_Work to be completed:_
Skip all pictures. Set down only the lines starting at the line containing "Read this page and output its text content." and running to the end of the listing.

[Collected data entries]
========
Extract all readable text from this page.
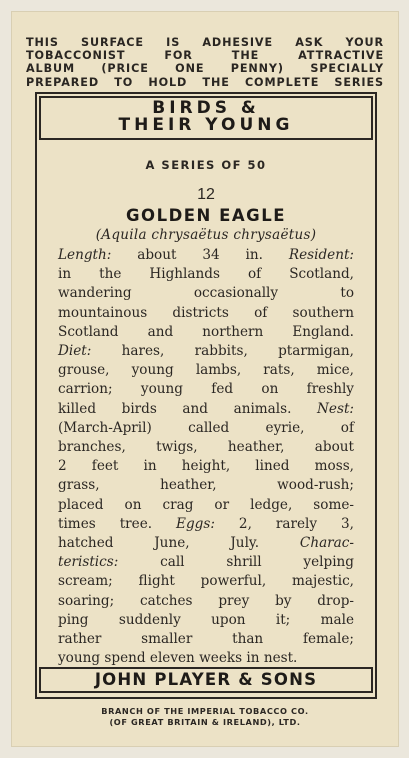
THIS SURFACE IS ADHESIVE ASK YOUR
TOBACCONIST FOR THE ATTRACTIVE
ALBUM (PRICE ONE PENNY) SPECIALLY
PREPARED TO HOLD THE COMPLETE SERIES
BIRDS &
THEIR YOUNG
A SERIES OF 50
12
GOLDEN EAGLE
(Aquila chrysaëtus chrysaëtus)
Length: about 34 in. Resident:
in the Highlands of Scotland,
wandering occasionally to
mountainous districts of southern
Scotland and northern England.
Diet: hares, rabbits, ptarmigan,
grouse, young lambs, rats, mice,
carrion; young fed on freshly
killed birds and animals. Nest:
(March-April) called eyrie, of
branches, twigs, heather, about
2 feet in height, lined moss,
grass, heather, wood-rush;
placed on crag or ledge, some-
times tree. Eggs: 2, rarely 3,
hatched June, July. Charac-
teristics: call shrill yelping
scream; flight powerful, majestic,
soaring; catches prey by drop-
ping suddenly upon it; male
rather smaller than female;
young spend eleven weeks in nest.
JOHN PLAYER & SONS
BRANCH OF THE IMPERIAL TOBACCO CO.
(OF GREAT BRITAIN & IRELAND), LTD.
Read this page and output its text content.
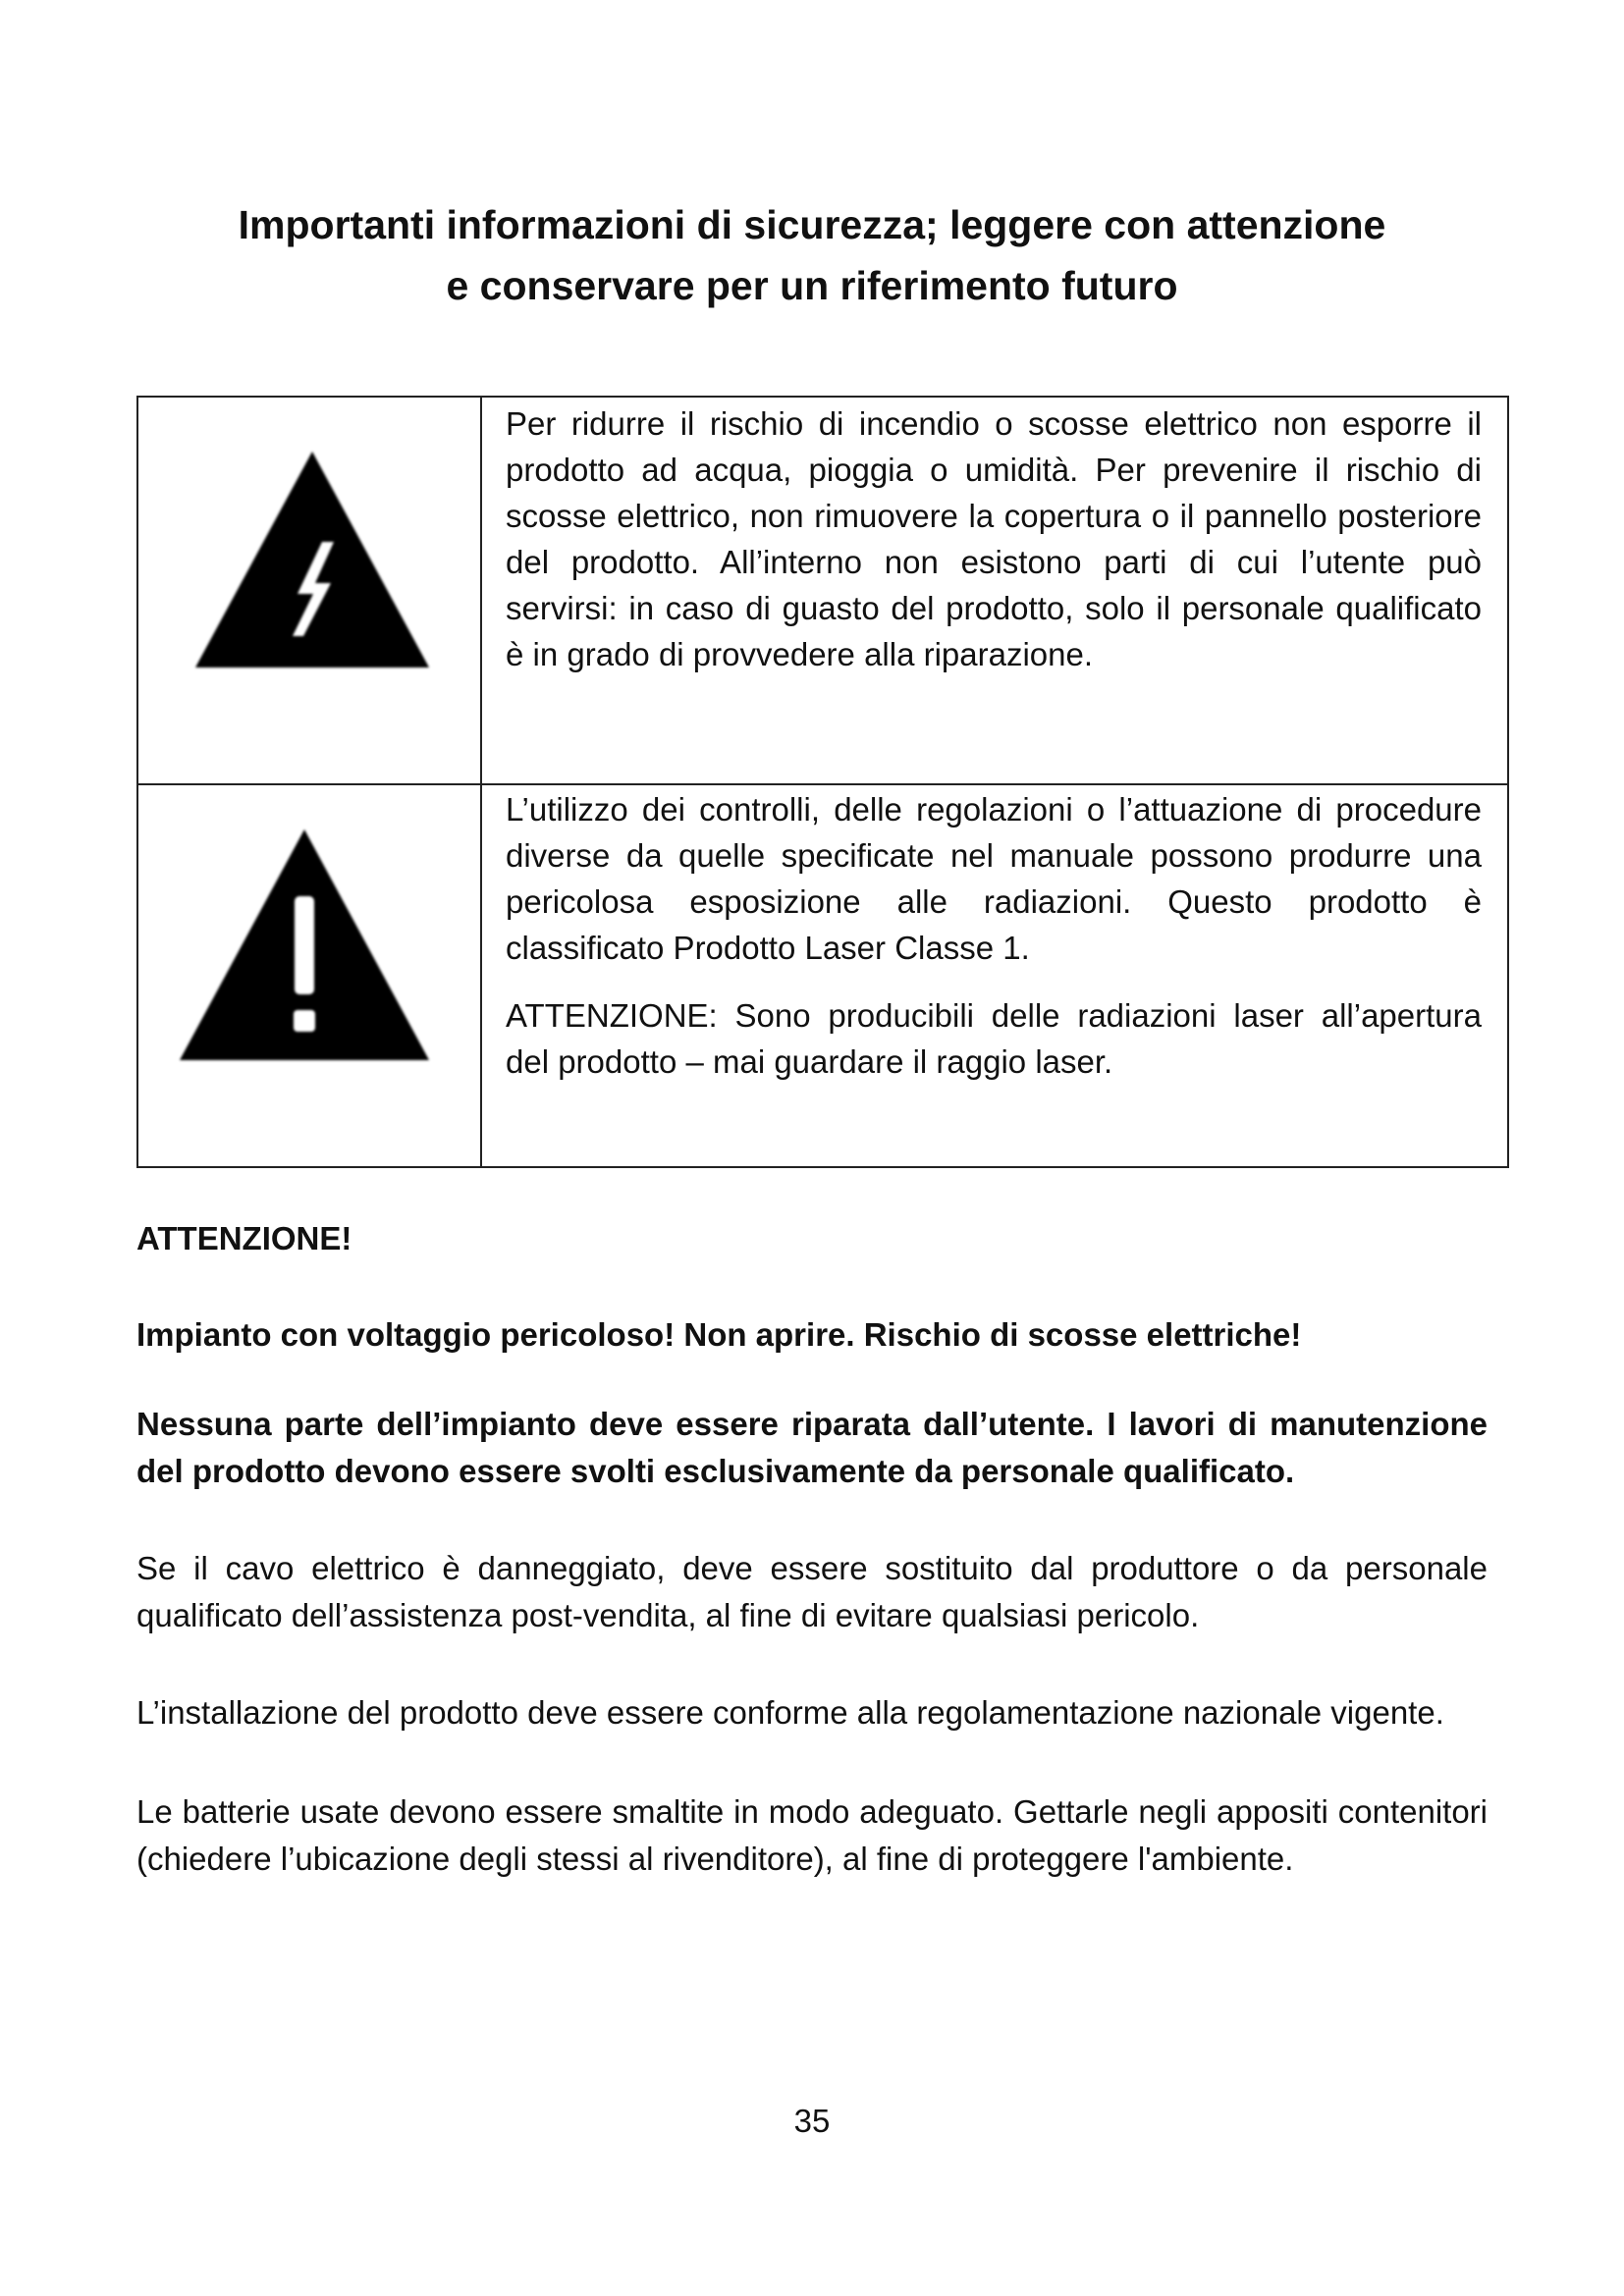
Importanti informazioni di sicurezza; leggere con attenzione
e conservare per un riferimento futuro

Per ridurre il rischio di incendio o scosse elettrico non esporre il prodotto ad acqua, pioggia o umidità. Per prevenire il rischio di scosse elettrico, non rimuovere la copertura o il pannello posteriore del prodotto. All’interno non esistono parti di cui l’utente può servirsi: in caso di guasto del prodotto, solo il personale qualificato è in grado di provvedere alla riparazione.

L’utilizzo dei controlli, delle regolazioni o l’attuazione di procedure diverse da quelle specificate nel manuale possono produrre una pericolosa esposizione alle radiazioni. Questo prodotto è classificato Prodotto Laser Classe 1.

ATTENZIONE: Sono producibili delle radiazioni laser all’apertura del prodotto – mai guardare il raggio laser.

ATTENZIONE!

Impianto con voltaggio pericoloso! Non aprire. Rischio di scosse elettriche!

Nessuna parte dell’impianto deve essere riparata dall’utente. I lavori di manutenzione del prodotto devono essere svolti esclusivamente da personale qualificato.

Se il cavo elettrico è danneggiato, deve essere sostituito dal produttore o da personale qualificato dell’assistenza post-vendita, al fine di evitare qualsiasi pericolo.

L’installazione del prodotto deve essere conforme alla regolamentazione nazionale vigente.

Le batterie usate devono essere smaltite in modo adeguato. Gettarle negli appositi contenitori (chiedere l’ubicazione degli stessi al rivenditore), al fine di proteggere l'ambiente.

35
========
_Output of the exercise:_
Read this page and output its text content.
Importanti informazioni di sicurezza; leggere con attenzione
e conservare per un riferimento futuro

Per ridurre il rischio di incendio o scosse elettrico non esporre il prodotto ad acqua, pioggia o umidità. Per prevenire il rischio di scosse elettrico, non rimuovere la copertura o il pannello posteriore del prodotto. All’interno non esistono parti di cui l’utente può servirsi: in caso di guasto del prodotto, solo il personale qualificato è in grado di provvedere alla riparazione.

L’utilizzo dei controlli, delle regolazioni o l’attuazione di procedure diverse da quelle specificate nel manuale possono produrre una pericolosa esposizione alle radiazioni. Questo prodotto è classificato Prodotto Laser Classe 1.

ATTENZIONE: Sono producibili delle radiazioni laser all’apertura del prodotto – mai guardare il raggio laser.

ATTENZIONE!

Impianto con voltaggio pericoloso! Non aprire. Rischio di scosse elettriche!

Nessuna parte dell’impianto deve essere riparata dall’utente. I lavori di manutenzione del prodotto devono essere svolti esclusivamente da personale qualificato.

Se il cavo elettrico è danneggiato, deve essere sostituito dal produttore o da personale qualificato dell’assistenza post-vendita, al fine di evitare qualsiasi pericolo.

L’installazione del prodotto deve essere conforme alla regolamentazione nazionale vigente.

Le batterie usate devono essere smaltite in modo adeguato. Gettarle negli appositi contenitori (chiedere l’ubicazione degli stessi al rivenditore), al fine di proteggere l'ambiente.

35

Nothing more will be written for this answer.